___ Supplied information

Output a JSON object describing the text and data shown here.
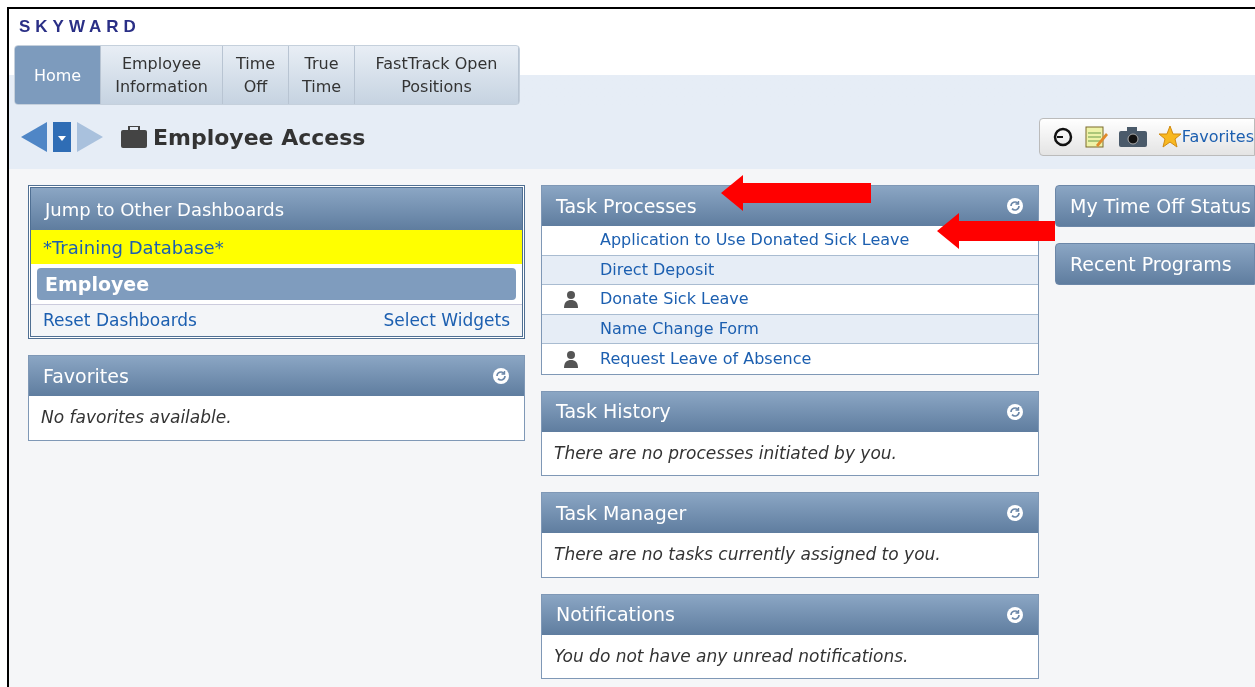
{
  "logo": "SKYWARD",
  "nav_tabs": [
    {
      "label": "Home",
      "selected": true
    },
    {
      "label": "Employee Information",
      "selected": false
    },
    {
      "label": "Time Off",
      "selected": false
    },
    {
      "label": "True Time",
      "selected": false
    },
    {
      "label": "FastTrack Open Positions",
      "selected": false
    }
  ],
  "page_title": "Employee Access",
  "toolbar": {
    "favorites": "Favorites"
  },
  "jump_panel": {
    "title": "Jump to Other Dashboards",
    "items": [
      {
        "label": "*Training Database*",
        "kind": "highlight"
      },
      {
        "label": "Employee",
        "kind": "current"
      }
    ],
    "links": [
      "Reset Dashboards",
      "Select Widgets"
    ]
  },
  "favorites_panel": {
    "title": "Favorites",
    "message": "No favorites available."
  },
  "task_processes": {
    "title": "Task Processes",
    "rows": [
      {
        "label": "Application to Use Donated Sick Leave",
        "person": false
      },
      {
        "label": "Direct Deposit",
        "person": false
      },
      {
        "label": "Donate Sick Leave",
        "person": true
      },
      {
        "label": "Name Change Form",
        "person": false
      },
      {
        "label": "Request Leave of Absence",
        "person": true
      }
    ]
  },
  "panels": [
    {
      "title": "Task History",
      "message": "There are no processes initiated by you."
    },
    {
      "title": "Task Manager",
      "message": "There are no tasks currently assigned to you."
    },
    {
      "title": "Notifications",
      "message": "You do not have any unread notifications."
    }
  ],
  "right_panels": [
    "My Time Off Status",
    "Recent Programs"
  ]
}
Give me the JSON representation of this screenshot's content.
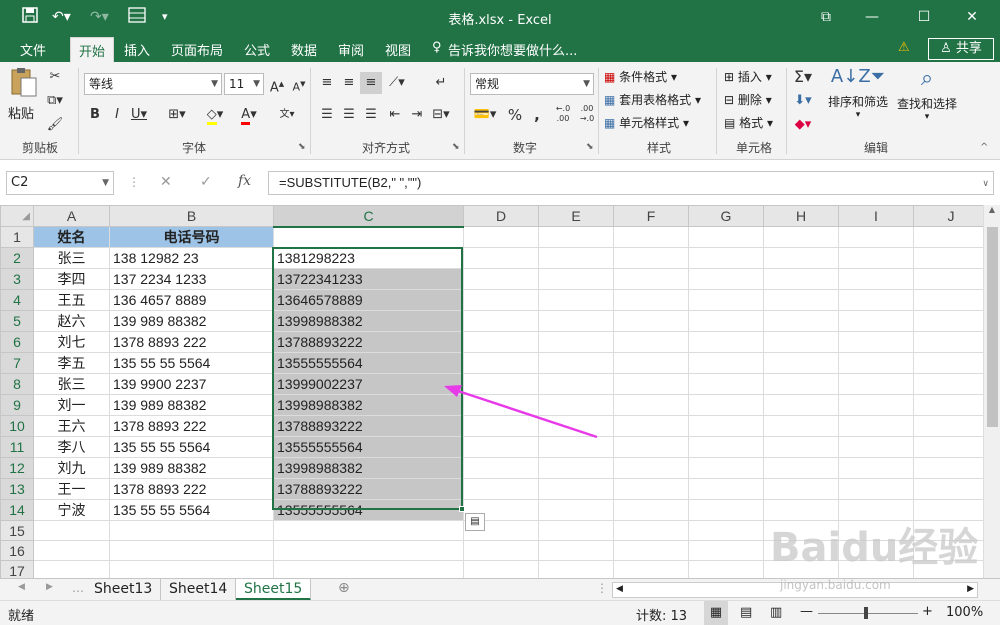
{
  "titlebar": {
    "title": "表格.xlsx - Excel"
  },
  "menubar": {
    "items": [
      "文件",
      "开始",
      "插入",
      "页面布局",
      "公式",
      "数据",
      "审阅",
      "视图"
    ],
    "tell_me": "告诉我你想要做什么...",
    "share": "共享"
  },
  "ribbon": {
    "clipboard": {
      "paste": "粘贴",
      "label": "剪贴板"
    },
    "font": {
      "name": "等线",
      "size": "11",
      "label": "字体"
    },
    "alignment": {
      "label": "对齐方式"
    },
    "number": {
      "format": "常规",
      "label": "数字",
      "percent": "%",
      "comma": ","
    },
    "styles": {
      "conditional": "条件格式",
      "table": "套用表格格式",
      "cell": "单元格样式",
      "label": "样式"
    },
    "cells": {
      "insert": "插入",
      "delete": "删除",
      "format": "格式",
      "label": "单元格"
    },
    "editing": {
      "sort": "排序和筛选",
      "find": "查找和选择",
      "label": "编辑"
    }
  },
  "formula_bar": {
    "name_box": "C2",
    "formula": "=SUBSTITUTE(B2,\" \",\"\")"
  },
  "columns": [
    "A",
    "B",
    "C",
    "D",
    "E",
    "F",
    "G",
    "H",
    "I",
    "J"
  ],
  "rows": [
    {
      "num": "1",
      "a": "姓名",
      "b": "电话号码",
      "c": ""
    },
    {
      "num": "2",
      "a": "张三",
      "b": "138  12982 23",
      "c": "1381298223"
    },
    {
      "num": "3",
      "a": "李四",
      "b": "137 2234  1233",
      "c": "13722341233"
    },
    {
      "num": "4",
      "a": "王五",
      "b": "136 4657 8889",
      "c": "13646578889"
    },
    {
      "num": "5",
      "a": "赵六",
      "b": "139 989 88382",
      "c": "13998988382"
    },
    {
      "num": "6",
      "a": "刘七",
      "b": "1378   8893 222",
      "c": "13788893222"
    },
    {
      "num": "7",
      "a": "李五",
      "b": "135 55 55  5564",
      "c": "13555555564"
    },
    {
      "num": "8",
      "a": "张三",
      "b": "139   9900  2237",
      "c": "13999002237"
    },
    {
      "num": "9",
      "a": "刘一",
      "b": "139 989 88382",
      "c": "13998988382"
    },
    {
      "num": "10",
      "a": "王六",
      "b": "1378   8893 222",
      "c": "13788893222"
    },
    {
      "num": "11",
      "a": "李八",
      "b": "135 55 55  5564",
      "c": "13555555564"
    },
    {
      "num": "12",
      "a": "刘九",
      "b": "139 989 88382",
      "c": "13998988382"
    },
    {
      "num": "13",
      "a": "王一",
      "b": "1378   8893 222",
      "c": "13788893222"
    },
    {
      "num": "14",
      "a": "宁波",
      "b": "135 55 55  5564",
      "c": "13555555564"
    },
    {
      "num": "15",
      "a": "",
      "b": "",
      "c": ""
    },
    {
      "num": "16",
      "a": "",
      "b": "",
      "c": ""
    },
    {
      "num": "17",
      "a": "",
      "b": "",
      "c": ""
    }
  ],
  "sheet_tabs": [
    "Sheet13",
    "Sheet14",
    "Sheet15"
  ],
  "active_tab": "Sheet15",
  "status": {
    "ready": "就绪",
    "count": "计数: 13",
    "zoom": "100%"
  },
  "watermark": {
    "text": "Baidu经验",
    "sub": "jingyan.baidu.com"
  },
  "colors": {
    "excel_green": "#217346",
    "header_fill": "#9dc3e6",
    "selection": "#c6c6c6",
    "arrow": "#e83be8"
  }
}
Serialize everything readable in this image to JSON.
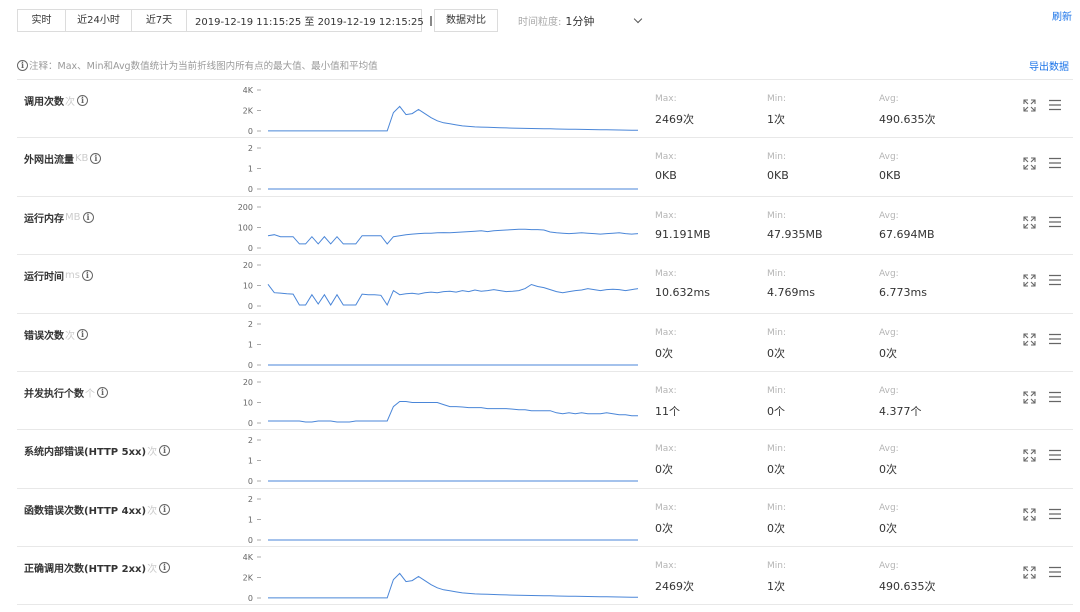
{
  "toolbar": {
    "ranges": [
      "实时",
      "近24小时",
      "近7天"
    ],
    "range_widths": [
      48,
      66,
      54
    ],
    "date_range": "2019-12-19 11:15:25 至 2019-12-19 12:15:25",
    "compare_label": "数据对比",
    "granularity_label": "时间粒度:",
    "granularity_value": "1分钟",
    "refresh_label": "刷新"
  },
  "note": "注释：Max、Min和Avg数值统计为当前折线图内所有点的最大值、最小值和平均值",
  "export_label": "导出数据",
  "stat_labels": {
    "max": "Max:",
    "min": "Min:",
    "avg": "Avg:"
  },
  "colors": {
    "line": "#4a86d8",
    "link": "#1a73e8"
  },
  "icons": [
    "info-icon",
    "calendar-icon",
    "chevron-down-icon",
    "expand-icon",
    "menu-icon"
  ],
  "chart_data": [
    {
      "type": "line",
      "title": "调用次数",
      "unit": "次",
      "yticks": [
        "4K",
        "2K",
        "0"
      ],
      "ylim": [
        0,
        4000
      ],
      "x": [
        0,
        1,
        2,
        3,
        4,
        5,
        6,
        7,
        8,
        9,
        10,
        11,
        12,
        13,
        14,
        15,
        16,
        17,
        18,
        19,
        20,
        21,
        22,
        23,
        24,
        25,
        26,
        27,
        28,
        29,
        30,
        31,
        32,
        33,
        34,
        35,
        36,
        37,
        38,
        39,
        40,
        41,
        42,
        43,
        44,
        45,
        46,
        47,
        48,
        49,
        50,
        51,
        52,
        53,
        54,
        55,
        56,
        57,
        58,
        59
      ],
      "values": [
        10,
        10,
        10,
        10,
        10,
        10,
        10,
        10,
        10,
        10,
        10,
        10,
        10,
        10,
        10,
        10,
        10,
        10,
        10,
        10,
        10,
        10,
        10,
        10,
        10,
        10,
        10,
        10,
        10,
        10,
        10,
        10,
        10,
        10,
        10,
        10,
        10,
        10,
        10,
        10,
        10,
        10,
        10,
        10,
        10,
        10,
        10,
        10,
        10,
        10,
        10,
        10,
        10,
        10,
        10,
        10,
        10,
        10,
        10,
        10
      ],
      "max": "2469次",
      "min": "1次",
      "avg": "490.635次"
    },
    {
      "type": "line",
      "title": "外网出流量",
      "unit": "KB",
      "yticks": [
        "2",
        "1",
        "0"
      ],
      "ylim": [
        0,
        2
      ],
      "values": [
        0,
        0,
        0,
        0,
        0,
        0,
        0,
        0,
        0,
        0,
        0,
        0,
        0,
        0,
        0,
        0,
        0,
        0,
        0,
        0,
        0,
        0,
        0,
        0,
        0,
        0,
        0,
        0,
        0,
        0,
        0,
        0,
        0,
        0,
        0,
        0,
        0,
        0,
        0,
        0,
        0,
        0,
        0,
        0,
        0,
        0,
        0,
        0,
        0,
        0,
        0,
        0,
        0,
        0,
        0,
        0,
        0,
        0,
        0,
        0
      ],
      "max": "0KB",
      "min": "0KB",
      "avg": "0KB"
    },
    {
      "type": "line",
      "title": "运行内存",
      "unit": "MB",
      "yticks": [
        "200",
        "100",
        "0"
      ],
      "ylim": [
        0,
        200
      ],
      "values": [
        60,
        65,
        55,
        55,
        55,
        20,
        20,
        55,
        20,
        55,
        20,
        55,
        20,
        20,
        20,
        60,
        60,
        60,
        60,
        20,
        55,
        60,
        65,
        68,
        70,
        72,
        72,
        74,
        75,
        74,
        76,
        78,
        80,
        82,
        84,
        80,
        84,
        86,
        88,
        90,
        91,
        91,
        90,
        90,
        88,
        78,
        74,
        72,
        70,
        72,
        74,
        72,
        70,
        68,
        70,
        72,
        74,
        70,
        68,
        70
      ],
      "max": "91.191MB",
      "min": "47.935MB",
      "avg": "67.694MB"
    },
    {
      "type": "line",
      "title": "运行时间",
      "unit": "ms",
      "yticks": [
        "20",
        "10",
        "0"
      ],
      "ylim": [
        0,
        20
      ],
      "values": [
        10.6,
        6.5,
        6.3,
        6.0,
        5.8,
        0.5,
        0.5,
        5.5,
        1.0,
        5.5,
        0.5,
        5.5,
        0.5,
        0.5,
        0.5,
        5.8,
        5.5,
        5.5,
        5.2,
        0.5,
        7.5,
        5.5,
        6.0,
        6.2,
        5.8,
        6.5,
        6.8,
        6.5,
        7.0,
        7.2,
        6.8,
        7.5,
        7.0,
        7.8,
        7.2,
        7.5,
        8.0,
        7.5,
        7.0,
        7.2,
        7.5,
        8.5,
        10.5,
        9.5,
        9.0,
        8.0,
        7.0,
        6.5,
        7.0,
        7.5,
        7.8,
        8.5,
        8.0,
        7.5,
        8.0,
        8.2,
        8.0,
        7.5,
        8.0,
        8.5
      ],
      "max": "10.632ms",
      "min": "4.769ms",
      "avg": "6.773ms"
    },
    {
      "type": "line",
      "title": "错误次数",
      "unit": "次",
      "yticks": [
        "2",
        "1",
        "0"
      ],
      "ylim": [
        0,
        2
      ],
      "values": [
        0,
        0,
        0,
        0,
        0,
        0,
        0,
        0,
        0,
        0,
        0,
        0,
        0,
        0,
        0,
        0,
        0,
        0,
        0,
        0,
        0,
        0,
        0,
        0,
        0,
        0,
        0,
        0,
        0,
        0,
        0,
        0,
        0,
        0,
        0,
        0,
        0,
        0,
        0,
        0,
        0,
        0,
        0,
        0,
        0,
        0,
        0,
        0,
        0,
        0,
        0,
        0,
        0,
        0,
        0,
        0,
        0,
        0,
        0,
        0
      ],
      "max": "0次",
      "min": "0次",
      "avg": "0次"
    },
    {
      "type": "line",
      "title": "并发执行个数",
      "unit": "个",
      "yticks": [
        "20",
        "10",
        "0"
      ],
      "ylim": [
        0,
        20
      ],
      "values": [
        1,
        1,
        1,
        1,
        1,
        1,
        0.5,
        0.5,
        1,
        1,
        1,
        0.5,
        0.5,
        0.5,
        1,
        1,
        1,
        1,
        1,
        1,
        8,
        10.5,
        10.5,
        10,
        10,
        10,
        10,
        10,
        9,
        8,
        8,
        7.8,
        7.5,
        7.5,
        7.5,
        7,
        7,
        7,
        7,
        6.8,
        6.5,
        6.5,
        6,
        6,
        6,
        6,
        5,
        4.5,
        5,
        4.5,
        5,
        4.5,
        4.5,
        4.5,
        5,
        4.5,
        4,
        4,
        3.5,
        3.5
      ],
      "max": "11个",
      "min": "0个",
      "avg": "4.377个"
    },
    {
      "type": "line",
      "title": "系统内部错误(HTTP 5xx)",
      "unit": "次",
      "yticks": [
        "2",
        "1",
        "0"
      ],
      "ylim": [
        0,
        2
      ],
      "values": [
        0,
        0,
        0,
        0,
        0,
        0,
        0,
        0,
        0,
        0,
        0,
        0,
        0,
        0,
        0,
        0,
        0,
        0,
        0,
        0,
        0,
        0,
        0,
        0,
        0,
        0,
        0,
        0,
        0,
        0,
        0,
        0,
        0,
        0,
        0,
        0,
        0,
        0,
        0,
        0,
        0,
        0,
        0,
        0,
        0,
        0,
        0,
        0,
        0,
        0,
        0,
        0,
        0,
        0,
        0,
        0,
        0,
        0,
        0,
        0
      ],
      "max": "0次",
      "min": "0次",
      "avg": "0次"
    },
    {
      "type": "line",
      "title": "函数错误次数(HTTP 4xx)",
      "unit": "次",
      "yticks": [
        "2",
        "1",
        "0"
      ],
      "ylim": [
        0,
        2
      ],
      "values": [
        0,
        0,
        0,
        0,
        0,
        0,
        0,
        0,
        0,
        0,
        0,
        0,
        0,
        0,
        0,
        0,
        0,
        0,
        0,
        0,
        0,
        0,
        0,
        0,
        0,
        0,
        0,
        0,
        0,
        0,
        0,
        0,
        0,
        0,
        0,
        0,
        0,
        0,
        0,
        0,
        0,
        0,
        0,
        0,
        0,
        0,
        0,
        0,
        0,
        0,
        0,
        0,
        0,
        0,
        0,
        0,
        0,
        0,
        0,
        0
      ],
      "max": "0次",
      "min": "0次",
      "avg": "0次"
    },
    {
      "type": "line",
      "title": "正确调用次数(HTTP 2xx)",
      "unit": "次",
      "yticks": [
        "4K",
        "2K",
        "0"
      ],
      "ylim": [
        0,
        4000
      ],
      "values": [
        10,
        10,
        10,
        10,
        10,
        10,
        10,
        10,
        10,
        10,
        10,
        10,
        10,
        10,
        10,
        10,
        10,
        10,
        10,
        10,
        1800,
        2400,
        1600,
        1700,
        2100,
        1700,
        1300,
        1000,
        800,
        700,
        600,
        500,
        450,
        400,
        380,
        360,
        340,
        320,
        300,
        280,
        260,
        250,
        240,
        230,
        220,
        210,
        200,
        190,
        180,
        170,
        160,
        150,
        140,
        130,
        120,
        110,
        100,
        90,
        80,
        70
      ],
      "max": "2469次",
      "min": "1次",
      "avg": "490.635次"
    }
  ]
}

______

** Objective **
Using the records above, pull out each line where the word "Leave" occurs.

** Full solution **
        "label": "Application to Use Donated Sick Leave",
        "label": "Donate Sick Leave",
        "label": "Request Leave of Absence",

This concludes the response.